# [节选原文]
******
三千年读史无外乎功名利禄,九万里悟道终归是诗酒田园。

构建基于Prometheus和Grafana的IPMI/BMC监控告警系统

一、前言&环境准备

1.前言

当服务器具备IPMI接口时,BMC/IPMI web后台可以看到硬件的运行情况,比如CPU温度、内存温度、风扇转速、主板电压等,这些数据默认只能通过登录web后台或者ipmitool等接口工具来实时查看,看不到历史曲线图,也做不到监控告警,当服务器出现问题时,除了日志之外,这些物理传感器指标绘制的趋势图更有利于我们判断服务器在历史异常时间点的硬件状态趋势变化情况,或者实时监测指标到达设定的阈值时自动告警,因此本文油然而生。

2.环境准备

prometheus和grafana,前者作为数据采集,后者作为监控展示及告警,缺一不可,这两个组件如何安装非本文重点,本文建立在这两个环境之下。同时,prometheus、grafana和ipmi_exporter可以安装在同一主机,也可以独立安装在不同主机,本文采用的是后者,IP分配如下:

服务主机IP
prometheus192.168.1.12
grafana192.168.1.13
ipmi_exporter192.168.1.199

完成后效果图如下:

二、安装ipmi_exporter

安装方式任选其一即可,推荐使用二进制安装。

1.二进制安装

此页面下载对应系统版本的二进制文件,解压即可。

示例:

$ wget https://github.com/prometheus-community/ipmi_exporter/releases/download/v1.8.0/ipmi_exporter-1.8.0.linux-amd64.tar.gz
$ tar xf ipmi_exporter-1.8.0.linux-amd64.tar.gz

不添加PATH环境变量的情况下,设置一个软链接到PATH路径下:

$ mv /opt/ipmi_exporter-1.8.0.linux-amd64 /opt/ipmi_exporter
$ ln -sf /opt/ipmi_exporter/ipmi_exporter /usr/local/bin/ipmi_exporter

验证是否可以成功执行:

$ ipmi_exporter -h

到此安装完毕。

2.源码安装

前提需要先安装golang环境。

mkdir /opt/git
cd /opt/git
git clone https://github.com/prometheus-community/ipmi_exporter.git
cd ipmi_exporter
make

make成功后,会在编译目录下生成二进制文件。

或者,直接执行got get,二进制文件会安装在$GOPATH/bin目录下:

go get github.com/prometheus-community/ipmi_exporter

二选一即可,没有特殊需求统一建议二进制方式安装。

三、写systemD服务并安装FreeIPMI

1.写ipmi_exporter yaml配置文件:

$ mkdir /opt/ipmi_exporter
$ vim /opt/ipmi_exporter/ipmi_remote.yml
modules:
        default:
                # These settings are used if no module is specified, the
                # specified module doesn't exist, or of course if
                # module=default is specified.
                user: "ADMIN"     # 无特殊需求,填写这两行账号密码即可,IPMI用户名
                pass: "PASSWORD"  # 无特殊需求,填写这两行账号密码即可,IPMI密码
                # The below settings correspond to driver-type, privilege-level, and
                # session-timeout respectively, see `man 5 freeipmi.conf` (and e.g.
                # `man 8 ipmi-sensors` for a list of driver types).
                driver: "LAN_2_0"
                privilege: "user"
                # The session timeout is in milliseconds. Note that a scrape can take up
                # to (session-timeout * #-of-collectors) milliseconds, so set the scrape
                # timeout in Prometheus accordingly.
                # Must be larger than the retransmission timeout, which defaults to 1000.
                timeout: 10000
                # Available collectors are bmc, bmc-watchdog, ipmi, chassis, dcmi, sel,
                # and sm-lan-mode
                # If _not_ specified, bmc, ipmi, chassis, and dcmi are used
                collectors:
                - bmc
                - ipmi
                - chassis
                # Got any sensors you don't care about? Add them here.
******
# [所给资料]
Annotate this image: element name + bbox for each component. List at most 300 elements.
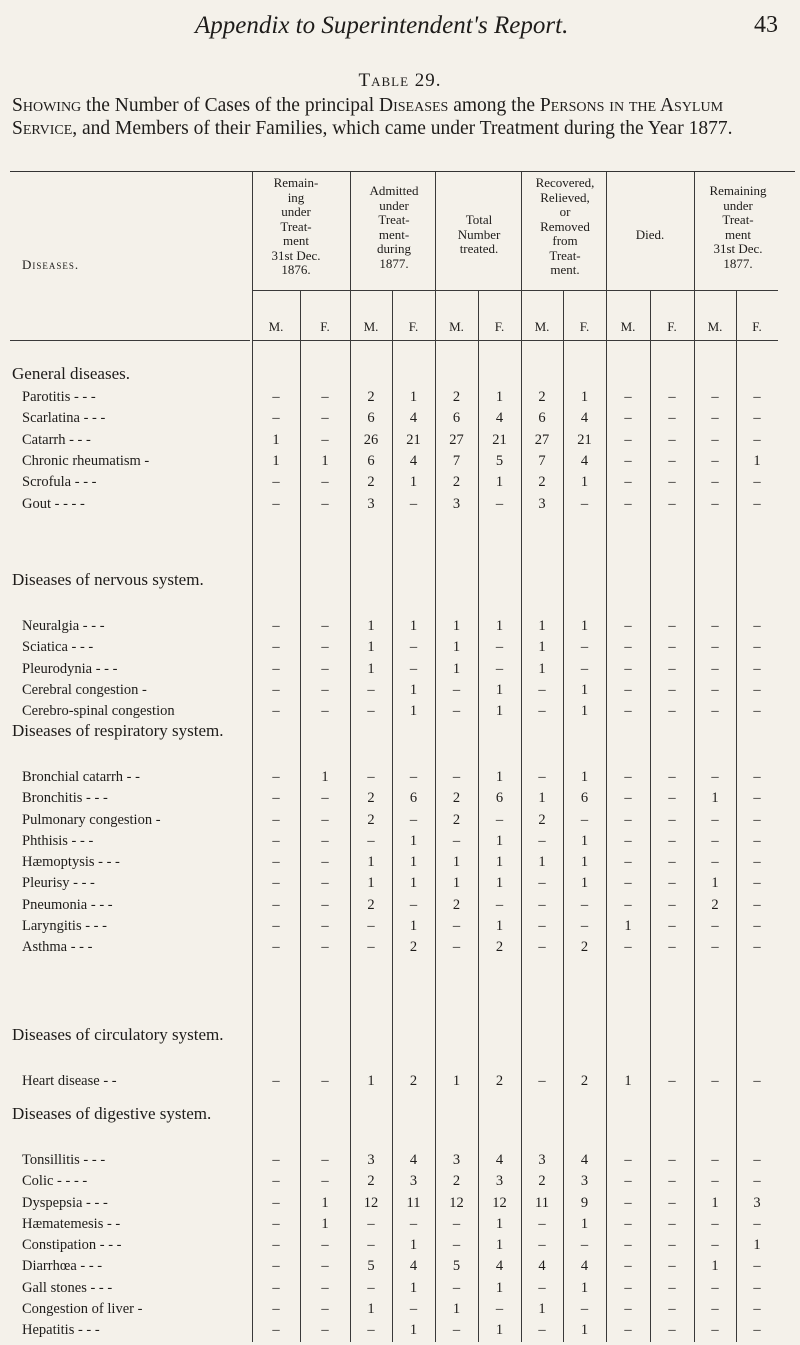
recovered-header: Recovered, Relieved, or Removed from Treat- ment. — [535, 175, 595, 277]
count-cell: 5 — [452, 1258, 461, 1274]
disease-name: Parotitis - - - — [22, 389, 96, 405]
count-cell: – — [624, 1322, 632, 1338]
disease-name: Catarrh - - - — [22, 432, 91, 448]
male-subheader: M. — [620, 319, 636, 334]
count-cell: – — [711, 1280, 719, 1296]
count-cell: – — [753, 1173, 761, 1189]
count-cell: – — [668, 618, 676, 634]
count-cell: – — [753, 474, 761, 490]
male-subheader: M. — [707, 319, 723, 334]
count-cell: – — [624, 1280, 632, 1296]
count-cell: 27 — [534, 432, 550, 448]
disease-name: Bronchial catarrh - - — [22, 769, 140, 785]
count-cell: 1 — [452, 854, 461, 870]
diseases-header: Diseases. — [22, 257, 80, 272]
count-cell: – — [321, 790, 329, 806]
count-cell: – — [668, 1073, 676, 1089]
count-cell: – — [753, 812, 761, 828]
count-cell: 1 — [321, 769, 329, 785]
count-cell: – — [538, 939, 546, 955]
count-cell: – — [711, 939, 719, 955]
count-cell: 27 — [449, 432, 464, 448]
count-cell: – — [272, 1258, 280, 1274]
count-cell: 2 — [452, 812, 461, 828]
count-cell: – — [452, 918, 461, 934]
count-cell: – — [367, 682, 375, 698]
count-cell: – — [711, 639, 719, 655]
count-cell: 1 — [580, 1322, 589, 1338]
disease-name: Tonsillitis - - - — [22, 1152, 106, 1168]
count-cell: 2 — [580, 939, 589, 955]
count-cell: – — [624, 1237, 632, 1253]
count-cell: – — [668, 1301, 676, 1317]
count-cell: – — [367, 703, 375, 719]
table-row — [0, 1301, 800, 1321]
count-cell: 1 — [538, 661, 546, 677]
count-cell: 1 — [580, 703, 589, 719]
count-cell: – — [321, 1237, 329, 1253]
count-cell: 1 — [753, 453, 761, 469]
count-cell: 1 — [495, 1216, 504, 1232]
count-cell: 3 — [409, 1173, 418, 1189]
count-cell: – — [321, 703, 329, 719]
died-header: Died. — [635, 227, 665, 242]
male-subheader: M. — [363, 319, 379, 334]
caption-text: , and Members of their Families, which came under Treatment during the Year 1877. — [72, 118, 733, 139]
table-row — [0, 897, 800, 917]
count-cell: – — [753, 432, 761, 448]
count-cell: – — [624, 661, 632, 677]
count-cell: 1 — [580, 875, 589, 891]
count-cell: 1 — [495, 703, 504, 719]
count-cell: – — [538, 1322, 546, 1338]
count-cell: – — [272, 939, 280, 955]
count-cell: 1 — [495, 918, 504, 934]
count-cell: – — [668, 682, 676, 698]
count-cell: 1 — [367, 618, 375, 634]
count-cell: – — [624, 389, 632, 405]
count-cell: 21 — [406, 432, 421, 448]
count-cell: – — [624, 618, 632, 634]
count-cell: 11 — [535, 1195, 549, 1211]
caption-text: among the — [448, 95, 540, 116]
section-heading: Diseases of respiratory system. — [12, 721, 224, 740]
count-cell: 1 — [495, 1280, 504, 1296]
count-cell: 2 — [495, 939, 504, 955]
count-cell: 3 — [495, 1173, 504, 1189]
count-cell: 1 — [711, 875, 719, 891]
disease-name: Heart disease - - — [22, 1073, 117, 1089]
count-cell: 3 — [452, 496, 461, 512]
count-cell: 1 — [409, 682, 418, 698]
count-cell: 1 — [367, 639, 375, 655]
count-cell: – — [668, 496, 676, 512]
disease-name: Neuralgia - - - — [22, 618, 105, 634]
count-cell: – — [668, 474, 676, 490]
disease-name: Constipation - - - — [22, 1237, 122, 1253]
count-cell: – — [624, 682, 632, 698]
section-heading: Diseases of digestive system. — [12, 1104, 212, 1123]
count-cell: – — [668, 854, 676, 870]
count-cell: – — [711, 769, 719, 785]
count-cell: – — [711, 1301, 719, 1317]
count-cell: 1 — [409, 389, 418, 405]
count-cell: – — [624, 897, 632, 913]
table-row — [0, 496, 800, 516]
disease-name: Pleurodynia - - - — [22, 661, 118, 677]
count-cell: – — [495, 496, 504, 512]
count-cell: 4 — [580, 1152, 589, 1168]
count-cell: – — [668, 1322, 676, 1338]
count-cell: 6 — [367, 453, 375, 469]
count-cell: – — [668, 833, 676, 849]
count-cell: 1 — [538, 854, 546, 870]
table-row — [0, 939, 800, 959]
count-cell: – — [272, 389, 280, 405]
count-cell: – — [753, 389, 761, 405]
count-cell: 4 — [409, 1152, 418, 1168]
count-cell: 2 — [367, 1173, 375, 1189]
count-cell: 4 — [495, 410, 504, 426]
count-cell: – — [367, 918, 375, 934]
count-cell: – — [753, 854, 761, 870]
disease-name: Hæmoptysis - - - — [22, 854, 120, 870]
count-cell: 2 — [538, 474, 546, 490]
count-cell: 1 — [367, 875, 375, 891]
count-cell: – — [668, 897, 676, 913]
count-cell: – — [409, 496, 418, 512]
table-caption — [12, 94, 792, 140]
count-cell: – — [321, 897, 329, 913]
count-cell: 2 — [580, 1073, 589, 1089]
count-cell: 1 — [409, 618, 418, 634]
count-cell: 1 — [495, 875, 504, 891]
count-cell: – — [753, 1258, 761, 1274]
female-subheader: F. — [408, 319, 419, 334]
count-cell: 1 — [409, 875, 418, 891]
count-cell: – — [272, 496, 280, 512]
count-cell: – — [668, 703, 676, 719]
count-cell: – — [321, 854, 329, 870]
disease-name: Asthma - - - — [22, 939, 93, 955]
count-cell: – — [624, 1301, 632, 1317]
count-cell: 1 — [711, 790, 719, 806]
count-cell: 21 — [492, 432, 507, 448]
count-cell: – — [668, 453, 676, 469]
count-cell: – — [367, 1237, 375, 1253]
count-cell: – — [624, 453, 632, 469]
count-cell: – — [624, 790, 632, 806]
count-cell: 1 — [409, 1237, 418, 1253]
count-cell: – — [452, 1280, 461, 1296]
count-cell: – — [624, 1173, 632, 1189]
count-cell: – — [624, 639, 632, 655]
count-cell: – — [321, 1152, 329, 1168]
count-cell: 1 — [367, 661, 375, 677]
count-cell: 1 — [452, 1073, 461, 1089]
count-cell: – — [711, 410, 719, 426]
count-cell: 6 — [580, 790, 589, 806]
count-cell: – — [711, 661, 719, 677]
caption-text: the Number of Cases of the principal — [81, 95, 380, 116]
count-cell: – — [668, 1152, 676, 1168]
disease-name: Pleurisy - - - — [22, 875, 95, 891]
count-cell: – — [272, 1152, 280, 1168]
count-cell: – — [272, 875, 280, 891]
table-row — [0, 812, 800, 832]
table-row — [0, 1195, 800, 1215]
count-cell: – — [272, 703, 280, 719]
count-cell: – — [272, 833, 280, 849]
count-cell: 1 — [538, 1301, 546, 1317]
disease-name: Gall stones - - - — [22, 1280, 113, 1296]
table-row — [0, 1258, 800, 1278]
count-cell: – — [272, 918, 280, 934]
count-cell: – — [272, 1195, 280, 1211]
count-cell: – — [495, 897, 504, 913]
caption-word: Asylum Service — [12, 95, 724, 139]
count-cell: 4 — [580, 1258, 589, 1274]
count-cell: 1 — [452, 875, 461, 891]
count-cell: 4 — [580, 410, 589, 426]
count-cell: – — [272, 639, 280, 655]
count-cell: 2 — [452, 790, 461, 806]
count-cell: – — [321, 639, 329, 655]
count-cell: 2 — [538, 812, 546, 828]
count-cell: – — [753, 790, 761, 806]
disease-name: Scarlatina - - - — [22, 410, 106, 426]
count-cell: – — [538, 875, 546, 891]
count-cell: 1 — [409, 854, 418, 870]
count-cell: – — [452, 833, 461, 849]
section-heading: Diseases of circulatory system. — [12, 1025, 224, 1044]
count-cell: – — [624, 703, 632, 719]
count-cell: 3 — [538, 1152, 546, 1168]
count-cell: – — [624, 875, 632, 891]
count-cell: 2 — [409, 1073, 418, 1089]
count-cell: – — [538, 769, 546, 785]
count-cell: 2 — [409, 939, 418, 955]
count-cell: 1 — [495, 769, 504, 785]
count-cell: – — [321, 410, 329, 426]
table-row — [0, 854, 800, 874]
count-cell: – — [624, 474, 632, 490]
count-cell: – — [753, 703, 761, 719]
count-cell: – — [753, 661, 761, 677]
count-cell: – — [538, 833, 546, 849]
remaining-end-header: Remaining under Treat- ment 31st Dec. 1877. — [709, 183, 767, 271]
count-cell: – — [409, 1301, 418, 1317]
count-cell: – — [711, 833, 719, 849]
count-cell: – — [452, 682, 461, 698]
count-cell: 1 — [452, 661, 461, 677]
count-cell: – — [711, 1322, 719, 1338]
count-cell: – — [711, 474, 719, 490]
disease-name: Hæmatemesis - - — [22, 1216, 121, 1232]
count-cell: 2 — [452, 1173, 461, 1189]
count-cell: – — [272, 1173, 280, 1189]
disease-name: Gout - - - - — [22, 496, 85, 512]
count-cell: – — [624, 410, 632, 426]
count-cell: – — [272, 661, 280, 677]
table-row — [0, 769, 800, 789]
count-cell: 2 — [452, 897, 461, 913]
count-cell: – — [711, 854, 719, 870]
table-row — [0, 1237, 800, 1257]
count-cell: 1 — [624, 1073, 632, 1089]
count-cell: – — [538, 1216, 546, 1232]
disease-name: Cerebral congestion - — [22, 682, 147, 698]
count-cell: 1 — [495, 1237, 504, 1253]
caption-word: Persons — [539, 95, 605, 116]
count-cell: – — [711, 496, 719, 512]
count-cell: – — [580, 812, 589, 828]
count-cell: 2 — [452, 474, 461, 490]
count-cell: – — [668, 410, 676, 426]
count-cell: 3 — [580, 1173, 589, 1189]
caption-text: in the — [604, 95, 660, 116]
male-subheader: M. — [268, 319, 284, 334]
count-cell: 1 — [367, 1073, 375, 1089]
table-row — [0, 410, 800, 430]
count-cell: 1 — [367, 854, 375, 870]
admitted-header: Admitted under Treat- ment- during 1877. — [369, 183, 419, 271]
count-cell: 1 — [321, 1195, 329, 1211]
count-cell: 1 — [538, 618, 546, 634]
count-cell: – — [321, 1301, 329, 1317]
count-cell: – — [321, 918, 329, 934]
count-cell: 1 — [495, 854, 504, 870]
table-row — [0, 790, 800, 810]
table-row — [0, 661, 800, 681]
count-cell: 3 — [452, 1152, 461, 1168]
count-cell: – — [668, 639, 676, 655]
count-cell: 1 — [495, 1322, 504, 1338]
count-cell: – — [580, 661, 589, 677]
count-cell: 6 — [367, 410, 375, 426]
count-cell: 1 — [495, 389, 504, 405]
caption-word: Diseases — [379, 95, 449, 116]
count-cell: – — [321, 432, 329, 448]
count-cell: 1 — [580, 769, 589, 785]
count-cell: – — [272, 1216, 280, 1232]
count-cell: – — [668, 432, 676, 448]
count-cell: 1 — [580, 618, 589, 634]
count-cell: – — [753, 618, 761, 634]
count-cell: – — [495, 1301, 504, 1317]
count-cell: – — [753, 1301, 761, 1317]
count-cell: – — [711, 453, 719, 469]
count-cell: – — [668, 769, 676, 785]
count-cell: 3 — [367, 1152, 375, 1168]
female-subheader: F. — [579, 319, 590, 334]
count-cell: 1 — [495, 474, 504, 490]
count-cell: – — [668, 389, 676, 405]
count-cell: 2 — [711, 897, 719, 913]
count-cell: 7 — [452, 453, 461, 469]
table-row — [0, 432, 800, 452]
count-cell: – — [668, 918, 676, 934]
count-cell: – — [580, 496, 589, 512]
count-cell: – — [367, 1322, 375, 1338]
count-cell: – — [321, 1258, 329, 1274]
count-cell: – — [753, 1322, 761, 1338]
page-number: 43 — [754, 12, 778, 38]
count-cell: – — [753, 1152, 761, 1168]
count-cell: 4 — [495, 1258, 504, 1274]
count-cell: 11 — [406, 1195, 421, 1211]
count-cell: – — [321, 939, 329, 955]
count-cell: 6 — [452, 410, 461, 426]
count-cell: 1 — [495, 682, 504, 698]
count-cell: – — [452, 703, 461, 719]
count-cell: – — [409, 812, 418, 828]
count-cell: – — [272, 618, 280, 634]
count-cell: 2 — [452, 389, 461, 405]
count-cell: – — [538, 918, 546, 934]
count-cell: – — [753, 897, 761, 913]
count-cell: 1 — [321, 453, 329, 469]
table-row — [0, 474, 800, 494]
count-cell: 1 — [495, 618, 504, 634]
count-cell: – — [711, 1152, 719, 1168]
female-subheader: F. — [494, 319, 505, 334]
count-cell: – — [624, 1216, 632, 1232]
count-cell: 1 — [711, 1195, 719, 1211]
diseases-heading-rule — [10, 340, 250, 341]
table-row — [0, 453, 800, 473]
disease-name: Diarrhœa - - - — [22, 1258, 103, 1274]
count-cell: 2 — [367, 474, 375, 490]
count-cell: – — [624, 496, 632, 512]
count-cell: 6 — [495, 790, 504, 806]
count-cell: – — [711, 618, 719, 634]
count-cell: – — [272, 812, 280, 828]
female-subheader: F. — [752, 319, 762, 334]
count-cell: – — [753, 639, 761, 655]
count-cell: – — [711, 1237, 719, 1253]
count-cell: – — [409, 639, 418, 655]
count-cell: – — [753, 682, 761, 698]
count-cell: – — [409, 661, 418, 677]
count-cell: – — [272, 474, 280, 490]
count-cell: – — [321, 682, 329, 698]
count-cell: 2 — [538, 389, 546, 405]
table-row — [0, 875, 800, 895]
count-cell: – — [753, 939, 761, 955]
count-cell: – — [452, 1237, 461, 1253]
count-cell: – — [321, 833, 329, 849]
count-cell: – — [321, 496, 329, 512]
count-cell: – — [580, 639, 589, 655]
count-cell: – — [272, 897, 280, 913]
count-cell: – — [409, 897, 418, 913]
table-row — [0, 1073, 800, 1093]
count-cell: – — [753, 875, 761, 891]
table-row — [0, 833, 800, 853]
count-cell: 4 — [409, 410, 418, 426]
count-cell: 2 — [495, 1073, 504, 1089]
count-cell: – — [272, 790, 280, 806]
count-cell: – — [711, 432, 719, 448]
count-cell: – — [624, 432, 632, 448]
disease-name: Bronchitis - - - — [22, 790, 108, 806]
count-cell: 2 — [367, 389, 375, 405]
running-title: Appendix to Superintendent's Report. — [195, 12, 569, 39]
count-cell: 1 — [367, 1301, 375, 1317]
count-cell: 4 — [538, 1258, 546, 1274]
count-cell: 2 — [538, 1173, 546, 1189]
******
# [题目详情]
请把这篇IPMI监控教程从末尾接着续写下去。 这些记录用不到。

# [习题解答]
                exclude_sensor_ids:
                - 2
                - 29
                - 32
                - 50
                - 52
                - 55
        dcmi:
                # Use these settings when scraped with module=dcmi.
                user: "admin_user"
                pass: "another_pw"
                privilege: "admin"
                driver: "LAN_2_0"
                collectors:
                - dcmi
        thatspecialhost:
                # Use these settings when scraped with module=thatspecialhost.
                user: "some_user"
                pass: "secret_pw"
                privilege: "admin"
                driver: "LAN"
                collectors:
                - ipmi
                - sel
                # Need any special workaround flags set? Add them here.
                # Workaround flags might be needed to address issues with specific vendor implementations
                # e.g. https://www.gnu.org/software/freeipmi/freeipmi-faq.html#Why-is-the-output-from-FreeIPMI-different-than-another-software_003f
                # For a full list of flags, refer to:
                # https://www.gnu.org/software/freeipmi/manpages/man8/ipmi-sensors.8.html#lbAL
                workaround_flags:
                - discretereading
                # If you require additional command line arguments (e.g. --bridge-sensors for ipmimonitoring),
                # you can specify them per collector - BE CAREFUL, you can easily break the exporter with this!
                custom_args:
                        ipmi:
                        - "--bridge-sensors"
        advanced:
                # Use these settings when scraped with module=advanced.
                user: "some_user"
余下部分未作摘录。